**Recorded data**:

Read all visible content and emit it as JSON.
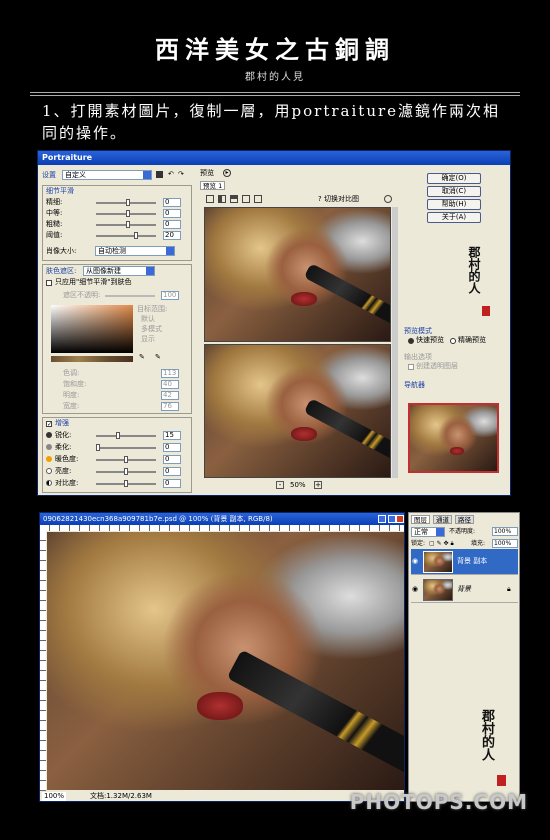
{
  "page": {
    "title": "西洋美女之古銅調",
    "subtitle": "郡村的人見",
    "step_text": "1、打開素材圖片，復制一層，用portraiture濾鏡作兩次相同的操作。",
    "watermark": "PHOTOPS.COM"
  },
  "dialog": {
    "title": "Portraiture",
    "preset_label": "设置",
    "preset_value": "自定义",
    "detail_section": "细节平滑",
    "sliders": [
      {
        "label": "精细:",
        "value": "0"
      },
      {
        "label": "中等:",
        "value": "0"
      },
      {
        "label": "粗糙:",
        "value": "0"
      },
      {
        "label": "阈值:",
        "value": "20"
      }
    ],
    "feature_size_label": "肖像大小:",
    "feature_size_value": "自动检测",
    "skin_mask_label": "肤色遮区:",
    "skin_mask_value": "从图像新建",
    "skin_checkbox": "只应用\"细节平滑\"到肤色",
    "mask_opacity_label": "遮区不透明:",
    "mask_opacity_value": "100",
    "mask_options": [
      "目标范围:",
      "默认",
      "多模式",
      "显示"
    ],
    "color_fields": [
      {
        "label": "色调:",
        "value": "113"
      },
      {
        "label": "饱和度:",
        "value": "40"
      },
      {
        "label": "明度:",
        "value": "42"
      },
      {
        "label": "宽度:",
        "value": "76"
      }
    ],
    "enhance_label": "增强",
    "enhance_rows": [
      {
        "label": "锐化:",
        "value": "15"
      },
      {
        "label": "柔化:",
        "value": "0"
      },
      {
        "label": "暖色度:",
        "value": "0"
      },
      {
        "label": "亮度:",
        "value": "0"
      },
      {
        "label": "对比度:",
        "value": "0"
      }
    ],
    "preview_header": "预览",
    "preview_tab": "预览 1",
    "preview_hint": "切换对比图",
    "zoom": "50%",
    "zoom_minus": "-",
    "zoom_plus": "+",
    "buttons": [
      "确定(O)",
      "取消(C)",
      "帮助(H)",
      "关于(A)"
    ],
    "preview_mode_label": "预览模式",
    "preview_modes": [
      "快速预览",
      "精确预览"
    ],
    "output_label": "输出选项",
    "output_checkbox": "创建透明图层",
    "navigator_label": "导航器"
  },
  "photoshop": {
    "title": "09062821430ecn368a909781b7e.psd @ 100% (背景 副本, RGB/8)",
    "status": "100%",
    "doc_info": "文档:1.32M/2.63M",
    "layers_tabs": [
      "图层",
      "通道",
      "路径"
    ],
    "blend_mode": "正常",
    "opacity_label": "不透明度:",
    "opacity_value": "100%",
    "lock_label": "锁定:",
    "fill_label": "填充:",
    "fill_value": "100%",
    "layers": [
      "背景 副本",
      "背景"
    ]
  },
  "stamp": {
    "text": "郡村的人"
  },
  "colors": {
    "accent": "#0a3fb4",
    "background": "#000000",
    "panel": "#ece9d8"
  }
}
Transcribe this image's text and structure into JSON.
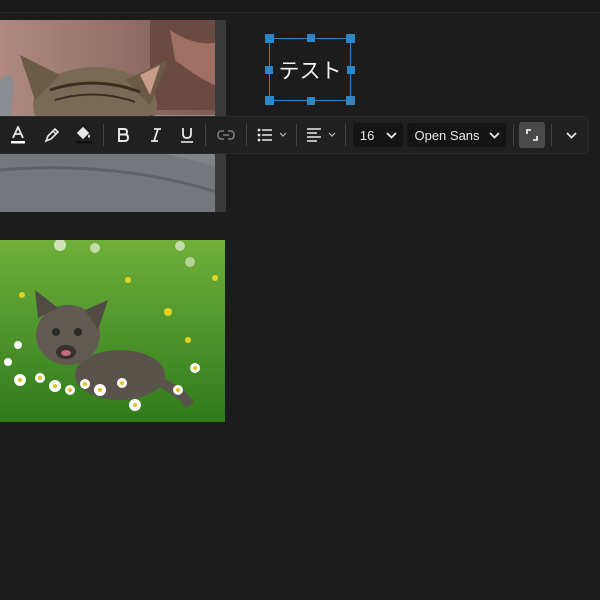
{
  "canvas": {
    "text_box": {
      "text": "テスト"
    },
    "photos": [
      {
        "subject": "sleeping tabby kitten on grey blanket"
      },
      {
        "subject": "tabby kitten in grass with daisies"
      }
    ]
  },
  "toolbar": {
    "font_size": "16",
    "font_family": "Open Sans",
    "buttons": [
      "text-color",
      "highlight",
      "fill-color",
      "bold",
      "italic",
      "underline",
      "link",
      "bulleted-list",
      "align",
      "expand",
      "more"
    ]
  },
  "colors": {
    "background": "#1c1c1c",
    "toolbar": "#202020",
    "selection": "#2f86c4",
    "active_button": "#4a4a4a"
  }
}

**Stated problem**: Find each line holding "JSON". Copy it out.

**Response to the exercise**:
Read all visible content and emit it as JSON.
Transcribe this image's text and structure into JSON.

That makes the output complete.